Exercise aim: Rewrite the material from its start through the line containing "toc-figure-title: 星图测控航天数字仿真技术应用 [100,349,247,362]", swapping "toc-dot-leader" for "toc-leader-dots" and leaving everything else unchanged.

The data:
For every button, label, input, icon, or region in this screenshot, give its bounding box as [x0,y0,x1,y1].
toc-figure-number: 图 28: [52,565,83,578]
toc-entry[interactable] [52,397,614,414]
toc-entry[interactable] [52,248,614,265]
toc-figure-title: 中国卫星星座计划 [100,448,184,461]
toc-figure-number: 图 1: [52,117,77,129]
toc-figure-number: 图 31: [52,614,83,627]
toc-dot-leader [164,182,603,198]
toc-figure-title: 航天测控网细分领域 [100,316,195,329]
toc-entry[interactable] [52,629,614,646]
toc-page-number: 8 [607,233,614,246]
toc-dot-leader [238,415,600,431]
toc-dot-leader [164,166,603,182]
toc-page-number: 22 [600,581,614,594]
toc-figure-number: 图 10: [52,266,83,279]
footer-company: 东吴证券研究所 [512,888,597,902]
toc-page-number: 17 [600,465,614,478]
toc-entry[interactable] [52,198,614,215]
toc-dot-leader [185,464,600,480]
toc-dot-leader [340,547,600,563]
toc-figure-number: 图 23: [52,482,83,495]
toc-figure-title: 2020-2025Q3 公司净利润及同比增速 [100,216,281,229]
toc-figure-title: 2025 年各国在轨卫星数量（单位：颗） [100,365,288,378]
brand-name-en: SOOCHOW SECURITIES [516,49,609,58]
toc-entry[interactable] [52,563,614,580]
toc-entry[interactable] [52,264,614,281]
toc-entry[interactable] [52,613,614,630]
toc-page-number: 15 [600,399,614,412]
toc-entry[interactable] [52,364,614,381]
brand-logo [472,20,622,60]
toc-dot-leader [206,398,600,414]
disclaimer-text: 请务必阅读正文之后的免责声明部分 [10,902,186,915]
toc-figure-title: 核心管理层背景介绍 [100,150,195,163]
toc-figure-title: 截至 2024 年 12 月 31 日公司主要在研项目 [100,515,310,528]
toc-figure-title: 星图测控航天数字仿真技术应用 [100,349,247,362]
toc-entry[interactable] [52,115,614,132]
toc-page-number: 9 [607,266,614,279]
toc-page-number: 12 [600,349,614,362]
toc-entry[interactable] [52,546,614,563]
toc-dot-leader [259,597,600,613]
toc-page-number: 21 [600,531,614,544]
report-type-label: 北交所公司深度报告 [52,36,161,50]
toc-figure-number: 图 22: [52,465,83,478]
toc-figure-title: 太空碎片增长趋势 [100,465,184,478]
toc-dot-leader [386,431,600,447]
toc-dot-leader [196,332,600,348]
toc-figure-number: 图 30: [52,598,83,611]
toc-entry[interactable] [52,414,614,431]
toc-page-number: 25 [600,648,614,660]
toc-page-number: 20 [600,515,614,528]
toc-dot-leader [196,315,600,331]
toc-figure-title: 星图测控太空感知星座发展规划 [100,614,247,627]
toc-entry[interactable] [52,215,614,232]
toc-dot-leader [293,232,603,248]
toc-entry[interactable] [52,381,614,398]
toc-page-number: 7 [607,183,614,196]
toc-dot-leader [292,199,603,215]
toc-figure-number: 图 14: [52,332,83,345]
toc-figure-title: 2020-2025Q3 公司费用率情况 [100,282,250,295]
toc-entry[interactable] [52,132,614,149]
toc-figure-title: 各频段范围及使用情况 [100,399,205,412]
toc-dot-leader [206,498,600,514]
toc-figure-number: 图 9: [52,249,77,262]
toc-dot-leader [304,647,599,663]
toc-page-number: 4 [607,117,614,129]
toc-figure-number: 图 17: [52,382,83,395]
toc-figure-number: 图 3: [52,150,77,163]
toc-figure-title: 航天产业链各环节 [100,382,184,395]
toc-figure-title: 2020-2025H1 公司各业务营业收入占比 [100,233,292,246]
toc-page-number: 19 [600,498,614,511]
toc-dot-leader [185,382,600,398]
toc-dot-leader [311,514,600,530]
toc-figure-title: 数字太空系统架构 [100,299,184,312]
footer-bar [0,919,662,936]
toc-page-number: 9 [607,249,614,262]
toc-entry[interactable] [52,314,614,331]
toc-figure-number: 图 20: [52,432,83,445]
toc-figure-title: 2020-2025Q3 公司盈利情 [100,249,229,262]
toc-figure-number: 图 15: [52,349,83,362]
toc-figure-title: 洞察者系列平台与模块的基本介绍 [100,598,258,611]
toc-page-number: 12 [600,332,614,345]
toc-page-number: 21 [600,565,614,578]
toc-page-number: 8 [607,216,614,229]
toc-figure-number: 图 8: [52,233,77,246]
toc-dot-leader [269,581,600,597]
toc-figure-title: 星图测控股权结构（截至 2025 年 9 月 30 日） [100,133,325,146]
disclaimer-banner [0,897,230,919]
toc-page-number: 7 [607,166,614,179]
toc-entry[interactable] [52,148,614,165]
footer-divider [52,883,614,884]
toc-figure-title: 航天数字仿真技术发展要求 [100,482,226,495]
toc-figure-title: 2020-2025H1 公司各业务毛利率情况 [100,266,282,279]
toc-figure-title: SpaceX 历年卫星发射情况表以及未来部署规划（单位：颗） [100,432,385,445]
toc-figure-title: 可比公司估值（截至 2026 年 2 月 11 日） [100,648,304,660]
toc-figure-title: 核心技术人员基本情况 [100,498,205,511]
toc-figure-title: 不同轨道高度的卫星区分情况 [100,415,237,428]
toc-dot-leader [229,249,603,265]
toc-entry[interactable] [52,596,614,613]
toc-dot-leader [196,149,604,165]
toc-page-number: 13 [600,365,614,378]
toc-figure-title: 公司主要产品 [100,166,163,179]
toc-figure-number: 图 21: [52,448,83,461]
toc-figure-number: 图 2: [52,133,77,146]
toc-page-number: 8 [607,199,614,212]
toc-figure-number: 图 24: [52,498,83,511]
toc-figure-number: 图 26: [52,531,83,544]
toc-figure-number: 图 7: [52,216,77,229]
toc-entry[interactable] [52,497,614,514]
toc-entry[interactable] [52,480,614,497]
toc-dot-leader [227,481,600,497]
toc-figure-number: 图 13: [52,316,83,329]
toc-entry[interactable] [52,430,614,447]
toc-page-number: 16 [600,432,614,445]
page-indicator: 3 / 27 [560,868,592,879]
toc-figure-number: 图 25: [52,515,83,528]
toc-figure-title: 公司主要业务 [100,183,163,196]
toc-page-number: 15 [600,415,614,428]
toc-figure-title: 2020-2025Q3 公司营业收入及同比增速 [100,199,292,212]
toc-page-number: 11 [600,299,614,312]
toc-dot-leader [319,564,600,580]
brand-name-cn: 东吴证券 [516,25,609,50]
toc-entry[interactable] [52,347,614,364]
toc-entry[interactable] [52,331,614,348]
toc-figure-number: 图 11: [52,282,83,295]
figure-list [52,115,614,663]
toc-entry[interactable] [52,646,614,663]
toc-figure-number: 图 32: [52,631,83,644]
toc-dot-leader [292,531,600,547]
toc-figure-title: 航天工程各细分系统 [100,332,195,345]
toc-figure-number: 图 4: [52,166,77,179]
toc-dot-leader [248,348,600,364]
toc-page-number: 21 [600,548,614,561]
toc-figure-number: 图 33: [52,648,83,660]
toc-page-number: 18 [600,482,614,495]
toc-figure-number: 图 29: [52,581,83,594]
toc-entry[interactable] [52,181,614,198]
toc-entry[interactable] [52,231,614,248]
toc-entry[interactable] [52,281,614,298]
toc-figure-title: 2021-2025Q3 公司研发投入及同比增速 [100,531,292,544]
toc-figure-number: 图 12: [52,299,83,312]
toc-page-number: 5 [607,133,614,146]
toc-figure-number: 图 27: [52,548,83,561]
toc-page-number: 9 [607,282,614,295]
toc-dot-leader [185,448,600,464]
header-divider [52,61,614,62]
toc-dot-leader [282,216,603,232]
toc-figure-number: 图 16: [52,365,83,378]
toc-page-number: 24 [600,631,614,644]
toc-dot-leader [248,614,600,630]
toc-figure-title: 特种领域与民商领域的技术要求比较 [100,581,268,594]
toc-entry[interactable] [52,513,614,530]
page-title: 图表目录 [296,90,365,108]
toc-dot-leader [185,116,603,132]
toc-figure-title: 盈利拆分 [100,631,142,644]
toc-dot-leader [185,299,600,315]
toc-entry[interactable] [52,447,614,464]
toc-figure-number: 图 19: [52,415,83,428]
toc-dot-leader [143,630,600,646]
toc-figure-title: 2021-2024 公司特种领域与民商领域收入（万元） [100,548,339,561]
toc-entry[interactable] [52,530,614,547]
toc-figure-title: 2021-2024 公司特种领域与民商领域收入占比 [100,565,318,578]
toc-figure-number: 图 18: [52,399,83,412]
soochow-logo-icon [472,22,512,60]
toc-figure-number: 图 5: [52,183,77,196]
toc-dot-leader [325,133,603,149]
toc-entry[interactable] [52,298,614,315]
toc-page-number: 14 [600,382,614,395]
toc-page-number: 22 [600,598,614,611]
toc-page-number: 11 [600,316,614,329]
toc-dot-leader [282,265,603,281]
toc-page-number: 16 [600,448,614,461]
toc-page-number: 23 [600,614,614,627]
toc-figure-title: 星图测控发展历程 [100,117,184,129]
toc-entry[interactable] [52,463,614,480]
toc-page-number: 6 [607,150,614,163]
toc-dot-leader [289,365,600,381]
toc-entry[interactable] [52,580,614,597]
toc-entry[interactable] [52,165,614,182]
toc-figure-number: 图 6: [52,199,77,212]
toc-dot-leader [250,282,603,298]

Finished exercise:
For every button, label, input, icon, or region in this screenshot, give its bounding box as [x0,y0,x1,y1].
toc-figure-number: 图 28: [52,565,83,578]
toc-entry[interactable] [52,397,614,414]
toc-entry[interactable] [52,248,614,265]
toc-figure-title: 中国卫星星座计划 [100,448,184,461]
toc-figure-number: 图 1: [52,117,77,129]
toc-figure-number: 图 31: [52,614,83,627]
toc-leader-dots [164,182,603,198]
toc-figure-title: 航天测控网细分领域 [100,316,195,329]
toc-entry[interactable] [52,629,614,646]
toc-page-number: 8 [607,233,614,246]
toc-leader-dots [238,415,600,431]
toc-leader-dots [164,166,603,182]
toc-page-number: 22 [600,581,614,594]
toc-figure-number: 图 10: [52,266,83,279]
footer-company: 东吴证券研究所 [512,888,597,902]
toc-page-number: 17 [600,465,614,478]
toc-entry[interactable] [52,198,614,215]
toc-leader-dots [185,464,600,480]
toc-leader-dots [340,547,600,563]
toc-figure-number: 图 23: [52,482,83,495]
toc-figure-title: 2020-2025Q3 公司净利润及同比增速 [100,216,281,229]
toc-figure-title: 2025 年各国在轨卫星数量（单位：颗） [100,365,288,378]
brand-name-en: SOOCHOW SECURITIES [516,49,609,58]
toc-entry[interactable] [52,563,614,580]
toc-entry[interactable] [52,264,614,281]
toc-entry[interactable] [52,613,614,630]
toc-page-number: 15 [600,399,614,412]
toc-entry[interactable] [52,364,614,381]
brand-logo [472,20,622,60]
toc-leader-dots [206,398,600,414]
disclaimer-text: 请务必阅读正文之后的免责声明部分 [10,902,186,915]
toc-figure-title: 核心管理层背景介绍 [100,150,195,163]
toc-figure-title: 截至 2024 年 12 月 31 日公司主要在研项目 [100,515,310,528]
toc-figure-title: 星图测控航天数字仿真技术应用 [100,349,247,362]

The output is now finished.